Task instructions:
Which lines of the records contain "Listings"? Collect every one of them.

── Information shown ──

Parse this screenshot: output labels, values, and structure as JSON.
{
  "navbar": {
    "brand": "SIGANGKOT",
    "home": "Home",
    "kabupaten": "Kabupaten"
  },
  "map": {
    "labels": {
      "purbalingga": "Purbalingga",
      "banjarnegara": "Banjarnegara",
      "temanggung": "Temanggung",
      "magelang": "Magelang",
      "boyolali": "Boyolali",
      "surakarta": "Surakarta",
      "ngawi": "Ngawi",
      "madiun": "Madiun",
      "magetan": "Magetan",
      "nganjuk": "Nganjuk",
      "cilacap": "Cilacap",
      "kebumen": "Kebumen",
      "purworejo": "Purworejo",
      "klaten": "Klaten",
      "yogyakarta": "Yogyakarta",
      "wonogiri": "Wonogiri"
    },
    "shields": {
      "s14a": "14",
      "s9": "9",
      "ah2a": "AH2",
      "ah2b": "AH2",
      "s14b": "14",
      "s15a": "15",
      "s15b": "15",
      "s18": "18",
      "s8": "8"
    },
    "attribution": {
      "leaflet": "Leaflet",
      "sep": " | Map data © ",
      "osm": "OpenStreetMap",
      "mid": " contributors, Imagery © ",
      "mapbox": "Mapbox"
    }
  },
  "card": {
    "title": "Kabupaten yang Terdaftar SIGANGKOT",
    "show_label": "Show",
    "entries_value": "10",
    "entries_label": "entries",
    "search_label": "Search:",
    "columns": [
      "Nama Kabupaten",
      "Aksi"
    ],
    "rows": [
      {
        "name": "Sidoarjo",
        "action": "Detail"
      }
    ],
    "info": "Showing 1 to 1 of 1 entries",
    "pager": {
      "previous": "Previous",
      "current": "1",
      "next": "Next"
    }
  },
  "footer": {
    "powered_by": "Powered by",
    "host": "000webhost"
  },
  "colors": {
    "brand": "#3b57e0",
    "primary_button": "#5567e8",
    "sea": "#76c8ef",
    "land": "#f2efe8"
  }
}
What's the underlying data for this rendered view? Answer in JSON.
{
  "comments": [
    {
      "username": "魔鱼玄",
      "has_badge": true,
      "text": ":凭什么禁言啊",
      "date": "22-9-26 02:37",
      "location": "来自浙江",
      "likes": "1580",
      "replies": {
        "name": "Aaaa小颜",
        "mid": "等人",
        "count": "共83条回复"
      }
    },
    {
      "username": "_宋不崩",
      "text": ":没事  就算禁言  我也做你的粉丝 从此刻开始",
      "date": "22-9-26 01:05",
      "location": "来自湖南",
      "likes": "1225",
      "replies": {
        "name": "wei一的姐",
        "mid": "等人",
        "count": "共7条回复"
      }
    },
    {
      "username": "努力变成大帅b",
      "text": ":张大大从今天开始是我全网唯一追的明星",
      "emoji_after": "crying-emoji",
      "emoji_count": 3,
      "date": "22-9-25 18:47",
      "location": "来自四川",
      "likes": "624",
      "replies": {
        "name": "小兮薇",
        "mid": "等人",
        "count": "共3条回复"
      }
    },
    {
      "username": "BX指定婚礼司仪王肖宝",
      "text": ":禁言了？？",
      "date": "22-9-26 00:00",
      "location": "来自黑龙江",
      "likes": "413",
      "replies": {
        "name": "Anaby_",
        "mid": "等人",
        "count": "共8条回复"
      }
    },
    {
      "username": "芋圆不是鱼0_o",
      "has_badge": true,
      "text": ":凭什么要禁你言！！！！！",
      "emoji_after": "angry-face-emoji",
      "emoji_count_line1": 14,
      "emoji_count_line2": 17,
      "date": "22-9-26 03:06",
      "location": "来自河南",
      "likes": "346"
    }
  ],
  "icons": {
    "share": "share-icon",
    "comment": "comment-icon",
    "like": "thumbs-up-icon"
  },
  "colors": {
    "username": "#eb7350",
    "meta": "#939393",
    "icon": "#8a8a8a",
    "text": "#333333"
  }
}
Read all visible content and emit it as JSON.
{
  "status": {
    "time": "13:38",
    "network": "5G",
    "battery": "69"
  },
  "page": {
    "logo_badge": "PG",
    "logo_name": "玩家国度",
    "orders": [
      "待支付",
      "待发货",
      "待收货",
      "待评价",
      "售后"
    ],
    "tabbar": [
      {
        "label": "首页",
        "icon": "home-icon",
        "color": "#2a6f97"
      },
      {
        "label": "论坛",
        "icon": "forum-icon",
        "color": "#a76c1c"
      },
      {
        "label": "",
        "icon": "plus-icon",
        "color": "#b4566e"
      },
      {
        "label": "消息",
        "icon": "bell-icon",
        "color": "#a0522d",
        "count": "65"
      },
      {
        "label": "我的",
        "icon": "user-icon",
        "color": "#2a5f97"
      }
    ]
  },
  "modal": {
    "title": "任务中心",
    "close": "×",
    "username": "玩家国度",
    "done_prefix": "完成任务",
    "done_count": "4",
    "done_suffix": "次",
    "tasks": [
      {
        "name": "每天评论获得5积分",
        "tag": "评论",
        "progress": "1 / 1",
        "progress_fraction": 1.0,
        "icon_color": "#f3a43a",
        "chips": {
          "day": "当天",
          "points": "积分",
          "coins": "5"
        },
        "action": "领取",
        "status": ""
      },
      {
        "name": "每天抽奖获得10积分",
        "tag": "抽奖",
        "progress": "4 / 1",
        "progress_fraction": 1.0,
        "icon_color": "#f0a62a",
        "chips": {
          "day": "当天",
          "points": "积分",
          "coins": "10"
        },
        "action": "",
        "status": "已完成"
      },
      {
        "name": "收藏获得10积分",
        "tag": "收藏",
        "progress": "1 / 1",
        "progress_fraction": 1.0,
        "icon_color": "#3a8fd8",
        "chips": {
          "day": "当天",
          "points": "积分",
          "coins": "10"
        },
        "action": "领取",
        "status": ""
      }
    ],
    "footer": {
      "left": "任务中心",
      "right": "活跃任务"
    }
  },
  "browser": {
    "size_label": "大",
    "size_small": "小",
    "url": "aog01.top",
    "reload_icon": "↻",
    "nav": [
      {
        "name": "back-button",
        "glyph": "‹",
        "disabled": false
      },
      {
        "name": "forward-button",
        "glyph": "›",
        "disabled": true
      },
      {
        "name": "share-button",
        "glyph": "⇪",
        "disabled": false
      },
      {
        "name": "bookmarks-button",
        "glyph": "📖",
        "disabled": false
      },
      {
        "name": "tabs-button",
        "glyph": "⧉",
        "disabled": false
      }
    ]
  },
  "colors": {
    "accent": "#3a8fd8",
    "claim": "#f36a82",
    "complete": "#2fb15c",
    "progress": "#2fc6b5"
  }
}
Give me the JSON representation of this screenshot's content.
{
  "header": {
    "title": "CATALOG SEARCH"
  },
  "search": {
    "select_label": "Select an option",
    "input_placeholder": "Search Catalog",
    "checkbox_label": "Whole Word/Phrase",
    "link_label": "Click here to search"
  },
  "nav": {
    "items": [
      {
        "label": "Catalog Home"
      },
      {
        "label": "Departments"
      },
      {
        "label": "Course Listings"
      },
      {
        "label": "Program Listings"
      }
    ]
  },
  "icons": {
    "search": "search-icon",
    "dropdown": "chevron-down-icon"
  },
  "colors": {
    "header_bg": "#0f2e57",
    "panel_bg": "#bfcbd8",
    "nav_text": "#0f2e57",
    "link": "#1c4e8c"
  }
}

───

Result of this exercise:
        "label": "Course Listings"
        "label": "Program Listings"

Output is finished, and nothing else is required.